§ PROBLEM TO SOLVE:
Print the data exactly, leaving nothing out.

Dataset records
+===+
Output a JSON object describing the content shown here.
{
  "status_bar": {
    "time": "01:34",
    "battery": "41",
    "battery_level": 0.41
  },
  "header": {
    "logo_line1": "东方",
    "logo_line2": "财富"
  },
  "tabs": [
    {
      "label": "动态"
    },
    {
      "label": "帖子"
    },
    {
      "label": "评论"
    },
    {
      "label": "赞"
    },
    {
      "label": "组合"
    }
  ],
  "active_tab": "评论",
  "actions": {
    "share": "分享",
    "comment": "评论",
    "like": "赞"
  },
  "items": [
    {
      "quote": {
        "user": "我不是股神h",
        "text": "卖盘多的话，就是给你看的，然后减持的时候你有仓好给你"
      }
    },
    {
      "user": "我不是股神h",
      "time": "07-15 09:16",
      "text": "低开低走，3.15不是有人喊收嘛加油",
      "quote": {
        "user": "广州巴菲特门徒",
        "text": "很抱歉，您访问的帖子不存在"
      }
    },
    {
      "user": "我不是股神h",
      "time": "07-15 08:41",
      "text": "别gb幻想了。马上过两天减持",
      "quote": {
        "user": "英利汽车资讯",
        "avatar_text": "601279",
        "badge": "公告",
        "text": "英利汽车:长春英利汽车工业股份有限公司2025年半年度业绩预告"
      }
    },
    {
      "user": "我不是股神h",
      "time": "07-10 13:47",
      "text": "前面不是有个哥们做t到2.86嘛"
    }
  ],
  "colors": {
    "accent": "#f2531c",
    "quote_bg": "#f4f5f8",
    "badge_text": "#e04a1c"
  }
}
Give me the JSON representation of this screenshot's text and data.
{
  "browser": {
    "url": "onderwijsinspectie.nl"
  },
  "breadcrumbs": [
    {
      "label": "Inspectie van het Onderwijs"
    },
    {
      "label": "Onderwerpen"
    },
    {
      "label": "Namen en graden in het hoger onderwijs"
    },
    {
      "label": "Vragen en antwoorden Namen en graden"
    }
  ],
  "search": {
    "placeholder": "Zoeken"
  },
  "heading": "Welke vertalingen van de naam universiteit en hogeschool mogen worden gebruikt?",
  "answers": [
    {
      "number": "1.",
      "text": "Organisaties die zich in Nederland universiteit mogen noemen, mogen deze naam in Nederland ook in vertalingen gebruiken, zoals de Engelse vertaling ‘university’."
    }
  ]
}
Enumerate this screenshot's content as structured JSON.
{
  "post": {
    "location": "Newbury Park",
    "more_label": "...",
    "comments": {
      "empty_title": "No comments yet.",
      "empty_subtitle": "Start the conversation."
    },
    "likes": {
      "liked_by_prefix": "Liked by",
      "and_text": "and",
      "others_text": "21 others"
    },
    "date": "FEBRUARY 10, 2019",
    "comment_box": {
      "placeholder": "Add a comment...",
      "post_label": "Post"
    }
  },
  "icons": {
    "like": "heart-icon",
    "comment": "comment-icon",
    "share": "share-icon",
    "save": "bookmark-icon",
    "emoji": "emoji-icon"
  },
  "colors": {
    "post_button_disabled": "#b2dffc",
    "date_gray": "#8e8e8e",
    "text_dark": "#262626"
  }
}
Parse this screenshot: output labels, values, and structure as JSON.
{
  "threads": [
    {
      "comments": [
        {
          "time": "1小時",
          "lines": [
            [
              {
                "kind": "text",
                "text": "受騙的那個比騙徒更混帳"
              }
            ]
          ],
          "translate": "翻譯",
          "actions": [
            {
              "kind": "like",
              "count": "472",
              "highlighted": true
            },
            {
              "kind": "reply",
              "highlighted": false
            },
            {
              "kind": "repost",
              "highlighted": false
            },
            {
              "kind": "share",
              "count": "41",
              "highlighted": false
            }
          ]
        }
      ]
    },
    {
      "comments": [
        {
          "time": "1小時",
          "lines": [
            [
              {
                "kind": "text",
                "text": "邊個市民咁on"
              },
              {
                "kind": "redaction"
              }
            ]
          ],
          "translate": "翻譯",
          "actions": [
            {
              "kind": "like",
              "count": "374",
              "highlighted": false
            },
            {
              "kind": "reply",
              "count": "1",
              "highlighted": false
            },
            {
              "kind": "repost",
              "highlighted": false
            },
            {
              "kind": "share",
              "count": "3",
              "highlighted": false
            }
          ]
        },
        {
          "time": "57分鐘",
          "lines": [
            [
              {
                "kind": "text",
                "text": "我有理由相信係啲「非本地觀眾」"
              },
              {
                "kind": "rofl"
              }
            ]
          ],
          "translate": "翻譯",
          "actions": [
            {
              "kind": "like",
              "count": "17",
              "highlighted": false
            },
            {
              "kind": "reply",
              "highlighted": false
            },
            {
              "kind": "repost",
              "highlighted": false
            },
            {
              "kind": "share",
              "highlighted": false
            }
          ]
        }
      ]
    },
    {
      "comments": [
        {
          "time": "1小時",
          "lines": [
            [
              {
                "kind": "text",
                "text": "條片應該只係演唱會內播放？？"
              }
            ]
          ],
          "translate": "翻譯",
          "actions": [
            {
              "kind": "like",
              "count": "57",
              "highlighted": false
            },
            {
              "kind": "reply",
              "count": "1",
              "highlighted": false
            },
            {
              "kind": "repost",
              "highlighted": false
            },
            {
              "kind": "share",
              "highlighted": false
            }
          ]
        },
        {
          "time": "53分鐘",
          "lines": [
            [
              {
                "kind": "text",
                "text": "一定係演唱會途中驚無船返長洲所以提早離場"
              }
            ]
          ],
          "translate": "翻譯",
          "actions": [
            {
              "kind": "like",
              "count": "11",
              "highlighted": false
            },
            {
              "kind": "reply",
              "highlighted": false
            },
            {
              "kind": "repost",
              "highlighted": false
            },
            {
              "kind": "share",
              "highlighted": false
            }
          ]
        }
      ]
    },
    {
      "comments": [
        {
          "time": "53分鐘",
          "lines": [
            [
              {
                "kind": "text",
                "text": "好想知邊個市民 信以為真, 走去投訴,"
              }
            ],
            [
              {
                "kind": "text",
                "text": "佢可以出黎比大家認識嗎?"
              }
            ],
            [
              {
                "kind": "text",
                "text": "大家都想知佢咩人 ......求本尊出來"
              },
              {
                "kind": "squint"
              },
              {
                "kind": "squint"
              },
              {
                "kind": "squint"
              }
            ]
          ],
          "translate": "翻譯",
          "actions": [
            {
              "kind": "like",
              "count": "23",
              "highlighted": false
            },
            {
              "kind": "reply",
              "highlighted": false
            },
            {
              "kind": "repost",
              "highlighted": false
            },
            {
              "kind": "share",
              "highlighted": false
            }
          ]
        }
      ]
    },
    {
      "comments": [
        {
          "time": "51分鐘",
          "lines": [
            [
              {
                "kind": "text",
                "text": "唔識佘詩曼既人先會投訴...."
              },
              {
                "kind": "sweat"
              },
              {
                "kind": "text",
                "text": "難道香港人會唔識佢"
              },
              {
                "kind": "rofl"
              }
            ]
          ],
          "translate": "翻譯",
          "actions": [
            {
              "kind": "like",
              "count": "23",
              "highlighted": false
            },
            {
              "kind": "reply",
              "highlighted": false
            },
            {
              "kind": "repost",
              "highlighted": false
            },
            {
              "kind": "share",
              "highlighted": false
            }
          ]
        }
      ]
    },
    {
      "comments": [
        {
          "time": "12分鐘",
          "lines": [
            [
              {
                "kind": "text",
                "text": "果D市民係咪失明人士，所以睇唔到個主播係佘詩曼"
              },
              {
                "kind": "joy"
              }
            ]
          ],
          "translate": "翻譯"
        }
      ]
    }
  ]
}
+===+
§ COMPLETE ANSWER:
Output a JSON object describing the content shown here.
{
  "status_bar": {
    "time": "01:34",
    "battery": "41",
    "battery_level": 0.41
  },
  "header": {
    "logo_line1": "东方",
    "logo_line2": "财富"
  },
  "tabs": [
    {
      "label": "动态"
    },
    {
      "label": "帖子"
    },
    {
      "label": "评论"
    },
    {
      "label": "赞"
    },
    {
      "label": "组合"
    }
  ],
  "active_tab": "评论",
  "actions": {
    "share": "分享",
    "comment": "评论",
    "like": "赞"
  },
  "items": [
    {
      "quote": {
        "user": "我不是股神h",
        "text": "卖盘多的话，就是给你看的，然后减持的时候你有仓好给你"
      }
    },
    {
      "user": "我不是股神h",
      "time": "07-15 09:16",
      "text": "低开低走，3.15不是有人喊收嘛加油",
      "quote": {
        "user": "广州巴菲特门徒",
        "text": "很抱歉，您访问的帖子不存在"
      }
    },
    {
      "user": "我不是股神h",
      "time": "07-15 08:41",
      "text": "别gb幻想了。马上过两天减持",
      "quote": {
        "user": "英利汽车资讯",
        "avatar_text": "601279",
        "badge": "公告",
        "text": "英利汽车:长春英利汽车工业股份有限公司2025年半年度业绩预告"
      }
    },
    {
      "user": "我不是股神h",
      "time": "07-10 13:47",
      "text": "前面不是有个哥们做t到2.86嘛"
    }
  ],
  "colors": {
    "accent": "#f2531c",
    "quote_bg": "#f4f5f8",
    "badge_text": "#e04a1c"
  }
}
Give me the JSON representation of this screenshot's text and data.
{
  "browser": {
    "url": "onderwijsinspectie.nl"
  },
  "breadcrumbs": [
    {
      "label": "Inspectie van het Onderwijs"
    },
    {
      "label": "Onderwerpen"
    },
    {
      "label": "Namen en graden in het hoger onderwijs"
    },
    {
      "label": "Vragen en antwoorden Namen en graden"
    }
  ],
  "search": {
    "placeholder": "Zoeken"
  },
  "heading": "Welke vertalingen van de naam universiteit en hogeschool mogen worden gebruikt?",
  "answers": [
    {
      "number": "1.",
      "text": "Organisaties die zich in Nederland universiteit mogen noemen, mogen deze naam in Nederland ook in vertalingen gebruiken, zoals de Engelse vertaling ‘university’."
    }
  ]
}
Enumerate this screenshot's content as structured JSON.
{
  "post": {
    "location": "Newbury Park",
    "more_label": "...",
    "comments": {
      "empty_title": "No comments yet.",
      "empty_subtitle": "Start the conversation."
    },
    "likes": {
      "liked_by_prefix": "Liked by",
      "and_text": "and",
      "others_text": "21 others"
    },
    "date": "FEBRUARY 10, 2019",
    "comment_box": {
      "placeholder": "Add a comment...",
      "post_label": "Post"
    }
  },
  "icons": {
    "like": "heart-icon",
    "comment": "comment-icon",
    "share": "share-icon",
    "save": "bookmark-icon",
    "emoji": "emoji-icon"
  },
  "colors": {
    "post_button_disabled": "#b2dffc",
    "date_gray": "#8e8e8e",
    "text_dark": "#262626"
  }
}
Parse this screenshot: output labels, values, and structure as JSON.
{
  "threads": [
    {
      "comments": [
        {
          "time": "1小時",
          "lines": [
            [
              {
                "kind": "text",
                "text": "受騙的那個比騙徒更混帳"
              }
            ]
          ],
          "translate": "翻譯",
          "actions": [
            {
              "kind": "like",
              "count": "472",
              "highlighted": true
            },
            {
              "kind": "reply",
              "highlighted": false
            },
            {
              "kind": "repost",
              "highlighted": false
            },
            {
              "kind": "share",
              "count": "41",
              "highlighted": false
            }
          ]
        }
      ]
    },
    {
      "comments": [
        {
          "time": "1小時",
          "lines": [
            [
              {
                "kind": "text",
                "text": "邊個市民咁on"
              },
              {
                "kind": "redaction"
              }
            ]
          ],
          "translate": "翻譯",
          "actions": [
            {
              "kind": "like",
              "count": "374",
              "highlighted": false
            },
            {
              "kind": "reply",
              "count": "1",
              "highlighted": false
            },
            {
              "kind": "repost",
              "highlighted": false
            },
            {
              "kind": "share",
              "count": "3",
              "highlighted": false
            }
          ]
        },
        {
          "time": "57分鐘",
          "lines": [
            [
              {
                "kind": "text",
                "text": "我有理由相信係啲「非本地觀眾」"
              },
              {
                "kind": "rofl"
              }
            ]
          ],
          "translate": "翻譯",
          "actions": [
            {
              "kind": "like",
              "count": "17",
              "highlighted": false
            },
            {
              "kind": "reply",
              "highlighted": false
            },
            {
              "kind": "repost",
              "highlighted": false
            },
            {
              "kind": "share",
              "highlighted": false
            }
          ]
        }
      ]
    },
    {
      "comments": [
        {
          "time": "1小時",
          "lines": [
            [
              {
                "kind": "text",
                "text": "條片應該只係演唱會內播放？？"
              }
            ]
          ],
          "translate": "翻譯",
          "actions": [
            {
              "kind": "like",
              "count": "57",
              "highlighted": false
            },
            {
              "kind": "reply",
              "count": "1",
              "highlighted": false
            },
            {
              "kind": "repost",
              "highlighted": false
            },
            {
              "kind": "share",
              "highlighted": false
            }
          ]
        },
        {
          "time": "53分鐘",
          "lines": [
            [
              {
                "kind": "text",
                "text": "一定係演唱會途中驚無船返長洲所以提早離場"
              }
            ]
          ],
          "translate": "翻譯",
          "actions": [
            {
              "kind": "like",
              "count": "11",
              "highlighted": false
            },
            {
              "kind": "reply",
              "highlighted": false
            },
            {
              "kind": "repost",
              "highlighted": false
            },
            {
              "kind": "share",
              "highlighted": false
            }
          ]
        }
      ]
    },
    {
      "comments": [
        {
          "time": "53分鐘",
          "lines": [
            [
              {
                "kind": "text",
                "text": "好想知邊個市民 信以為真, 走去投訴,"
              }
            ],
            [
              {
                "kind": "text",
                "text": "佢可以出黎比大家認識嗎?"
              }
            ],
            [
              {
                "kind": "text",
                "text": "大家都想知佢咩人 ......求本尊出來"
              },
              {
                "kind": "squint"
              },
              {
                "kind": "squint"
              },
              {
                "kind": "squint"
              }
            ]
          ],
          "translate": "翻譯",
          "actions": [
            {
              "kind": "like",
              "count": "23",
              "highlighted": false
            },
            {
              "kind": "reply",
              "highlighted": false
            },
            {
              "kind": "repost",
              "highlighted": false
            },
            {
              "kind": "share",
              "highlighted": false
            }
          ]
        }
      ]
    },
    {
      "comments": [
        {
          "time": "51分鐘",
          "lines": [
            [
              {
                "kind": "text",
                "text": "唔識佘詩曼既人先會投訴...."
              },
              {
                "kind": "sweat"
              },
              {
                "kind": "text",
                "text": "難道香港人會唔識佢"
              },
              {
                "kind": "rofl"
              }
            ]
          ],
          "translate": "翻譯",
          "actions": [
            {
              "kind": "like",
              "count": "23",
              "highlighted": false
            },
            {
              "kind": "reply",
              "highlighted": false
            },
            {
              "kind": "repost",
              "highlighted": false
            },
            {
              "kind": "share",
              "highlighted": false
            }
          ]
        }
      ]
    },
    {
      "comments": [
        {
          "time": "12分鐘",
          "lines": [
            [
              {
                "kind": "text",
                "text": "果D市民係咪失明人士，所以睇唔到個主播係佘詩曼"
              },
              {
                "kind": "joy"
              }
            ]
          ],
          "translate": "翻譯"
        }
      ]
    }
  ]
}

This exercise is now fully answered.